**Given problem A:**
Decide whether each statement agrees with the connect-equation rules: (i) flow variables may be connected to stream variables; (ii) subscripts in a connector reference may be parameter expressions; (iii) constants or parameters in connected components cause connections to be generated. Answer yes or no for each, quoting the deciding words.
**Given problem B:**
Render this sentence from the connect-equation rules in Spanish: "In a connection set all variables having non-empty quantity attribute must have the same quantity attribute."
**Given problem C:**
Retype the connect-equation rules, everything from "[i.e., a connection set must" down to "same quantity attribute.".

**Text extract:**
((

The connect-equation construct only accepts forms of connector references as specified in section 9.1.
In a connect-equation the two connectors must have the same named component elements with the same dimensions; recursively down to the primitive components. The primitive components with the same name are matched and belong to the same connection set.
The matched primitive components of the two connectors must have the same primitive types, and flow-variables may only connect to other flow-variables, stream-variables only to other stream-variables, and causal variables (input/output) only to causal variables (input/output).
A connection set of causal variables (input/output) may at most contain variables from one inside output connector or one public outside input connector. [i.e., a connection set may at most contain one source of a signal.]
At least one of the following must hold for a connection set containing causal variables generated for a non-partial model or block:
the connection set includes variables from an outside public expandable connector,
the set contains variables from protected outside connectors,
it contains variables from one inside output connector, or
from one public outside input connector, or
the set is comprised solely of one variable from one inside input connector that is not part of an expandable connector.
[i.e., a connection set must – unless the model or block is partial - contain one source of a signal (the last item (item 5) covers the case where a connector of a component is left unconnected and the source given textually).]
Variables from a protected outside connector must be part of a connection set containing at least one inside connector or one declared public outside connector (i.e. it may not be an implicitly defined part of an expandable connector). [Otherwise it would not be possible to deduce the causality for the expandable connector element.]
In a connection set all variables having non-empty quantity attribute must have the same quantity attribute.
A connect equation may not (directly or indirectly) connect two connectors of outer elements. [indirectly is similar to them being part of the same connection set – however, connections to outer elements are “moved up” before forming connection sets. Otherwise the connection sets could contain “redundant” information breaking the equation count for locally balanced models and blocks.]
Subscripts in a connector reference shall be parameter expressions or the special operator “:”.
Constants or parameters in connected components yield the appropriate assert statements to check that they have the same value; connections are not generated.
For conditional connectors, see section 4.4.5.
For each non-partial connector class the number of flow variables shall be equal to the number of variables that are neither parameter, constant, input, output, stream nor flow. The “number of variables” is the number of all elements in the connector class after expanding all records and arrays to a set of scalars of primitive types. The number of variables of an overdetermined type or record class (see section 9.4.1) is the size of the output argument of the corresponding equalityConstraint() function.
[Examples:
The Frame_Illegal connector (intended to be used in a simple MultiBody-package without over-determined connectors) is illegal since the number of flow and non-flow variables do not match. The solution is to create two connector classes, where two 3-vectors (e.g., a and z) are acausal Real and the other variables are matching pairs of input and output. This ensures that the models can only be connected in a tree-structure or require a “loop-breaker” joint for every closed kinematic loop:
The subsequent connectors Plug_Expanded and PlugExpanded2 are correct, but Plug_Expanded_Illegal is illegal since the number of non-flow and flow variables is different if “n” and “m” are different. It is not clear how a tool can detect in general that connectors such as Plug_Expanded_Illegal are illegal. However, it is always possible to detect this defect after actual values of parameters and constants are provided in the simulation model.

))

[Records of where elements appear on the page]
((

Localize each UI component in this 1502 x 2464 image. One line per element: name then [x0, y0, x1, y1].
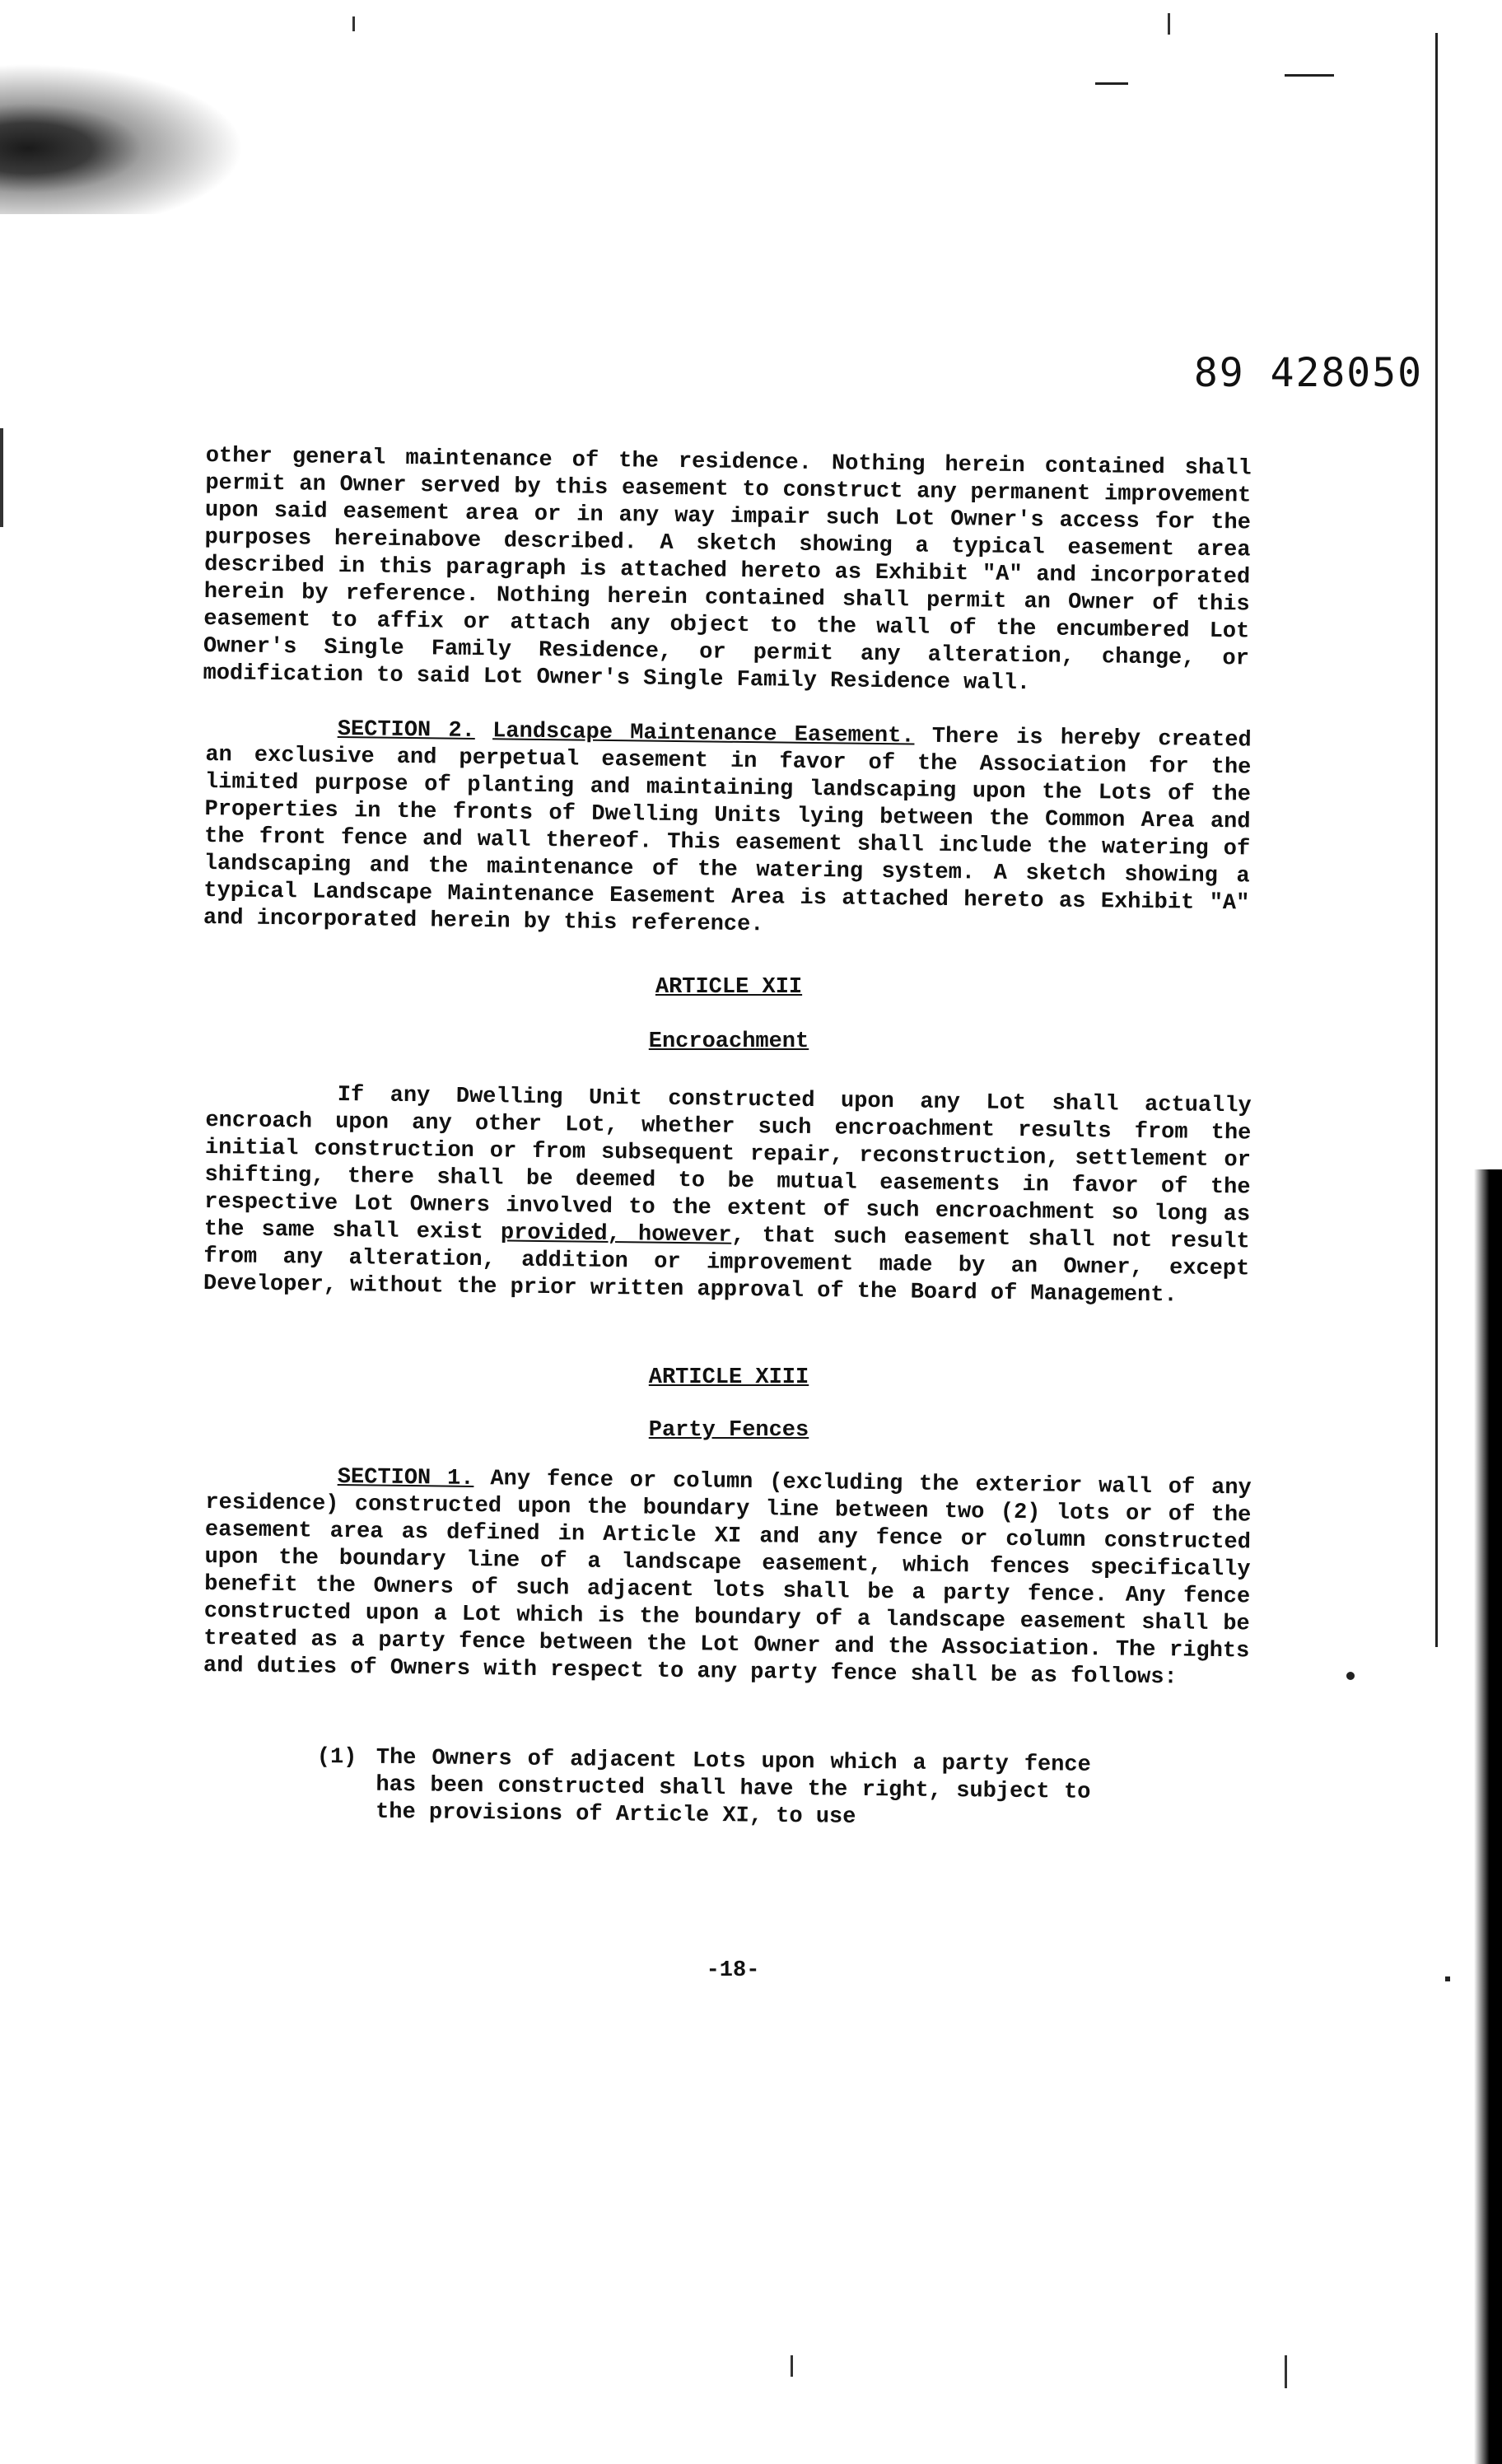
list-item	[316, 1744, 1091, 1834]
section-2-text	[203, 715, 1252, 945]
scan-speck	[1285, 2355, 1287, 2388]
scan-speck	[352, 16, 355, 31]
scan-speck	[1285, 74, 1334, 77]
list-item-text: The Owners of adjacent Lots upon which a party fence has been constructed shall have the right, subject to the provisions of Article XI, to use	[375, 1745, 1091, 1830]
scan-smudge	[0, 49, 280, 214]
section-2-body: There is hereby created an exclusive and perpetual easement in favor of the Association for the limited purpose of planting and maintaining landscaping upon the Lots of the Properties in the fronts of Dwelling Units lying between the Common Area and the front fence and wall thereof. This easement shall include the watering of landscaping and the maintenance of the watering system. A sketch showing a typical Landscape Maintenance Easement Area is attached hereto as Exhibit "A" and incorporated herein by this reference.	[203, 724, 1252, 938]
scan-speck	[1095, 82, 1128, 85]
page-number: -18-	[706, 1958, 760, 1983]
section-2-title: Landscape Maintenance Easement.	[492, 719, 915, 749]
article-13-section-1-body: Any fence or column (excluding the exterior wall of any residence) constructed upon the boundary line between two (2) lots or of the easement area as defined in Article XI and any fence or column constructed upon the boundary line of a landscape easement, which fences specifically benefit the Owners of such adjacent lots shall be a party fence. Any fence constructed upon a Lot which is the boundary of a landscape easement shall be treated as a party fence between the Lot Owner and the Association. The rights and duties of Owners with respect to any party fence shall be as follows:	[203, 1467, 1252, 1691]
section-2-label: SECTION 2.	[337, 716, 476, 744]
scan-edge-line-left	[0, 428, 3, 527]
article-12-paragraph	[203, 1080, 1252, 1310]
document-number: 89 428050	[1193, 350, 1423, 396]
article-12-body-before: If any Dwelling Unit constructed upon any Lot shall actually encroach upon any other Lot, whether such encroachment results from the initial construction or from subsequent repair, reconstruction, settlement or shifting, there shall be deemed to be mutual easements in favor of the respective Lot Owners involved to the extent of such encroachment so long as the same shall exist	[203, 1082, 1252, 1246]
continuation-text: other general maintenance of the residence. Nothing herein contained shall permit an Owner served by this easement to construct any permanent improvement upon said easement area or in any way impair such Lot Owner's access for the purposes hereinabove described. A sketch showing a typical easement area described in this paragraph is attached hereto as Exhibit "A" and incorporated herein by reference. Nothing herein contained shall permit an Owner of this easement to affix or attach any object to the wall of the encumbered Lot Owner's Single Family Residence, or permit any alteration, change, or modification to said Lot Owner's Single Family Residence wall.	[203, 443, 1252, 697]
list-item-number: (1)	[316, 1745, 357, 1771]
article-12-body-after: , that such easement shall not result from any alteration, addition or improvement made by an Owner, except Developer, without the prior written approval of the Board of Management.	[203, 1223, 1250, 1309]
continuation-paragraph	[203, 443, 1252, 700]
article-12-subheading: Encroachment	[648, 1029, 809, 1054]
article-13-section-1-paragraph	[203, 1463, 1252, 1692]
scan-speck	[791, 2355, 793, 2377]
article-12-emphasis: provided, however	[500, 1220, 732, 1248]
article-12-text	[203, 1080, 1252, 1310]
section-2-paragraph	[203, 715, 1252, 945]
scan-speck	[1168, 13, 1170, 35]
article-13-section-1-label: SECTION 1.	[337, 1464, 474, 1491]
scan-speck	[1445, 1976, 1450, 1981]
article-12-heading: ARTICLE XII	[655, 975, 803, 1000]
article-13-subheading: Party Fences	[648, 1418, 809, 1443]
article-13-section-1-text	[203, 1463, 1252, 1692]
scan-speck	[1346, 1672, 1355, 1680]
scan-edge-line	[1435, 33, 1438, 1647]
scan-edge-shadow	[1474, 1169, 1502, 2464]
article-13-heading: ARTICLE XIII	[648, 1365, 809, 1390]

))

**Exercise output A:**
(i) No: "flow-variables may only connect to other flow-variables, stream-variables only to other stream-variables"
(ii) Yes: "Subscripts in a connector reference shall be parameter expressions or the special operator “:”."
(iii) No: "connections are not generated."

**Exercise output B:**
En un conjunto de conexión, todas las variables que tengan un atributo quantity no vacío deben tener el mismo atributo quantity.

**Exercise output C:**
[i.e., a connection set must – unless the model or block is partial - contain one source of a signal (the last item (item 5) covers the case where a connector of a component is left unconnected and the source given textually).]
Variables from a protected outside connector must be part of a connection set containing at least one inside connector or one declared public outside connector (i.e. it may not be an implicitly defined part of an expandable connector). [Otherwise it would not be possible to deduce the causality for the expandable connector element.]
In a connection set all variables having non-empty quantity attribute must have the same quantity attribute.